Are you able to quote each entry exactly as written?
# start of RECORD LIST
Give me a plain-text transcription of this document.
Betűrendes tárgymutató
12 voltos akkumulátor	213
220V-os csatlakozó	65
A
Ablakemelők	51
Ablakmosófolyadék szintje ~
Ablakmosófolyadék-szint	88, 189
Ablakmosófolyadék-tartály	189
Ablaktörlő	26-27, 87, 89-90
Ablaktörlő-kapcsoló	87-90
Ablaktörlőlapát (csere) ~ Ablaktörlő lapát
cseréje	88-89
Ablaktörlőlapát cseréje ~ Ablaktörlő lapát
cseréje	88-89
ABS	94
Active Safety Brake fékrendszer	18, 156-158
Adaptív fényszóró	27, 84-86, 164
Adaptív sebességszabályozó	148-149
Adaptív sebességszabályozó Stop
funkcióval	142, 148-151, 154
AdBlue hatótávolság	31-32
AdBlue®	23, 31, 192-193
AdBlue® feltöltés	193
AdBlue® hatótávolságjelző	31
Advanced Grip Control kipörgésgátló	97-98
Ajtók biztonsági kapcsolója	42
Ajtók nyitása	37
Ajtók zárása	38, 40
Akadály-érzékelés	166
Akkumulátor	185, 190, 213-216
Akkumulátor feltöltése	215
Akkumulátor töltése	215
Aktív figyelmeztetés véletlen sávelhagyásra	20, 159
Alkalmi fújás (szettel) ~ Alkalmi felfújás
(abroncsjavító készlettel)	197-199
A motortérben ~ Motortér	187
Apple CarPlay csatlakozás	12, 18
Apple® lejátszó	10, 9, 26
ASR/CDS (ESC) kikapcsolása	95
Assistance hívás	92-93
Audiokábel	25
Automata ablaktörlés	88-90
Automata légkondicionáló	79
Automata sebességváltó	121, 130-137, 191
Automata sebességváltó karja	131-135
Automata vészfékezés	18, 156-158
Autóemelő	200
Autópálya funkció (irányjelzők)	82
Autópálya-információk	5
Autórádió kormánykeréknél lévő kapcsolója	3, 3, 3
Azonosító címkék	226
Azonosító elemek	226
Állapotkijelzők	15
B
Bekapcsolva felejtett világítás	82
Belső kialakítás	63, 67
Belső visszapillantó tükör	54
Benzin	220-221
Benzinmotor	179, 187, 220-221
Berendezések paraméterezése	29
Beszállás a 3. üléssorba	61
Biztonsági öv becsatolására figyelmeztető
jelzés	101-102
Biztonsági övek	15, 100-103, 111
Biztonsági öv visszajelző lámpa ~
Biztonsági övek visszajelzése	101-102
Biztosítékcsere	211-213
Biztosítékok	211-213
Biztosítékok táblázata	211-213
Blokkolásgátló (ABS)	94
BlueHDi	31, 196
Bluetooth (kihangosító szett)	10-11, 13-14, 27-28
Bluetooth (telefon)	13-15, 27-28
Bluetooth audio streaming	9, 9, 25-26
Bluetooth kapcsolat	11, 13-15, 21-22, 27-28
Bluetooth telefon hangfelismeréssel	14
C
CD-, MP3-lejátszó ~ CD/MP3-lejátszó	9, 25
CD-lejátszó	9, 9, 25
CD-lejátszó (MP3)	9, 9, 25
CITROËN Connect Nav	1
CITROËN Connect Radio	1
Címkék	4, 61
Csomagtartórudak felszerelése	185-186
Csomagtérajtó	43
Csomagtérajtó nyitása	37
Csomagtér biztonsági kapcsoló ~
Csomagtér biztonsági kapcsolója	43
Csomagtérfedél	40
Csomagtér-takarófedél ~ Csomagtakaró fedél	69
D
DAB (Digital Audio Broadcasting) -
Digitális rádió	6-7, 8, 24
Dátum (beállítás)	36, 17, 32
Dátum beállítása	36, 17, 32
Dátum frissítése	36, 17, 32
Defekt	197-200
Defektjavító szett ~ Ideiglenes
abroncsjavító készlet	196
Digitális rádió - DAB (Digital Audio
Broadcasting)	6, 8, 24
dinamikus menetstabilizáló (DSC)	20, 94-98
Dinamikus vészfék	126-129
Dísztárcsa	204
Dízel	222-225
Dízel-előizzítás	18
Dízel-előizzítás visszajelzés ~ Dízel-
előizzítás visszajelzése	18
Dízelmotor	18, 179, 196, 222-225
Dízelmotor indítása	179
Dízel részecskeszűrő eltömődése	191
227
# end of RECORD LIST
EXPECTED ANSWER:
Give me a plain-text transcription of this document.
Betűrendes tárgymutató
12 voltos akkumulátor	213
220V-os csatlakozó	65
A
Ablakemelők	51
Ablakmosófolyadék szintje ~
Ablakmosófolyadék-szint	88, 189
Ablakmosófolyadék-tartály	189
Ablaktörlő	26-27, 87, 89-90
Ablaktörlő-kapcsoló	87-90
Ablaktörlőlapát (csere) ~ Ablaktörlő lapát
cseréje	88-89
Ablaktörlőlapát cseréje ~ Ablaktörlő lapát
cseréje	88-89
ABS	94
Active Safety Brake fékrendszer	18, 156-158
Adaptív fényszóró	27, 84-86, 164
Adaptív sebességszabályozó	148-149
Adaptív sebességszabályozó Stop
funkcióval	142, 148-151, 154
AdBlue hatótávolság	31-32
AdBlue®	23, 31, 192-193
AdBlue® feltöltés	193
AdBlue® hatótávolságjelző	31
Advanced Grip Control kipörgésgátló	97-98
Ajtók biztonsági kapcsolója	42
Ajtók nyitása	37
Ajtók zárása	38, 40
Akadály-érzékelés	166
Akkumulátor	185, 190, 213-216
Akkumulátor feltöltése	215
Akkumulátor töltése	215
Aktív figyelmeztetés véletlen sávelhagyásra	20, 159
Alkalmi fújás (szettel) ~ Alkalmi felfújás
(abroncsjavító készlettel)	197-199
A motortérben ~ Motortér	187
Apple CarPlay csatlakozás	12, 18
Apple® lejátszó	10, 9, 26
ASR/CDS (ESC) kikapcsolása	95
Assistance hívás	92-93
Audiokábel	25
Automata ablaktörlés	88-90
Automata légkondicionáló	79
Automata sebességváltó	121, 130-137, 191
Automata sebességváltó karja	131-135
Automata vészfékezés	18, 156-158
Autóemelő	200
Autópálya funkció (irányjelzők)	82
Autópálya-információk	5
Autórádió kormánykeréknél lévő kapcsolója	3, 3, 3
Azonosító címkék	226
Azonosító elemek	226
Állapotkijelzők	15
B
Bekapcsolva felejtett világítás	82
Belső kialakítás	63, 67
Belső visszapillantó tükör	54
Benzin	220-221
Benzinmotor	179, 187, 220-221
Berendezések paraméterezése	29
Beszállás a 3. üléssorba	61
Biztonsági öv becsatolására figyelmeztető
jelzés	101-102
Biztonsági övek	15, 100-103, 111
Biztonsági öv visszajelző lámpa ~
Biztonsági övek visszajelzése	101-102
Biztosítékcsere	211-213
Biztosítékok	211-213
Biztosítékok táblázata	211-213
Blokkolásgátló (ABS)	94
BlueHDi	31, 196
Bluetooth (kihangosító szett)	10-11, 13-14, 27-28
Bluetooth (telefon)	13-15, 27-28
Bluetooth audio streaming	9, 9, 25-26
Bluetooth kapcsolat	11, 13-15, 21-22, 27-28
Bluetooth telefon hangfelismeréssel	14
C
CD-, MP3-lejátszó ~ CD/MP3-lejátszó	9, 25
CD-lejátszó	9, 9, 25
CD-lejátszó (MP3)	9, 9, 25
CITROËN Connect Nav	1
CITROËN Connect Radio	1
Címkék	4, 61
Csomagtartórudak felszerelése	185-186
Csomagtérajtó	43
Csomagtérajtó nyitása	37
Csomagtér biztonsági kapcsoló ~
Csomagtér biztonsági kapcsolója	43
Csomagtérfedél	40
Csomagtér-takarófedél ~ Csomagtakaró fedél	69
D
DAB (Digital Audio Broadcasting) -
Digitális rádió	6-7, 8, 24
Dátum (beállítás)	36, 17, 32
Dátum beállítása	36, 17, 32
Dátum frissítése	36, 17, 32
Defekt	197-200
Defektjavító szett ~ Ideiglenes
abroncsjavító készlet	196
Digitális rádió - DAB (Digital Audio
Broadcasting)	6, 8, 24
dinamikus menetstabilizáló (DSC)	20, 94-98
Dinamikus vészfék	126-129
Dísztárcsa	204
Dízel	222-225
Dízel-előizzítás	18
Dízel-előizzítás visszajelzés ~ Dízel-
előizzítás visszajelzése	18
Dízelmotor	18, 179, 196, 222-225
Dízelmotor indítása	179
Dízel részecskeszűrő eltömődése	191
227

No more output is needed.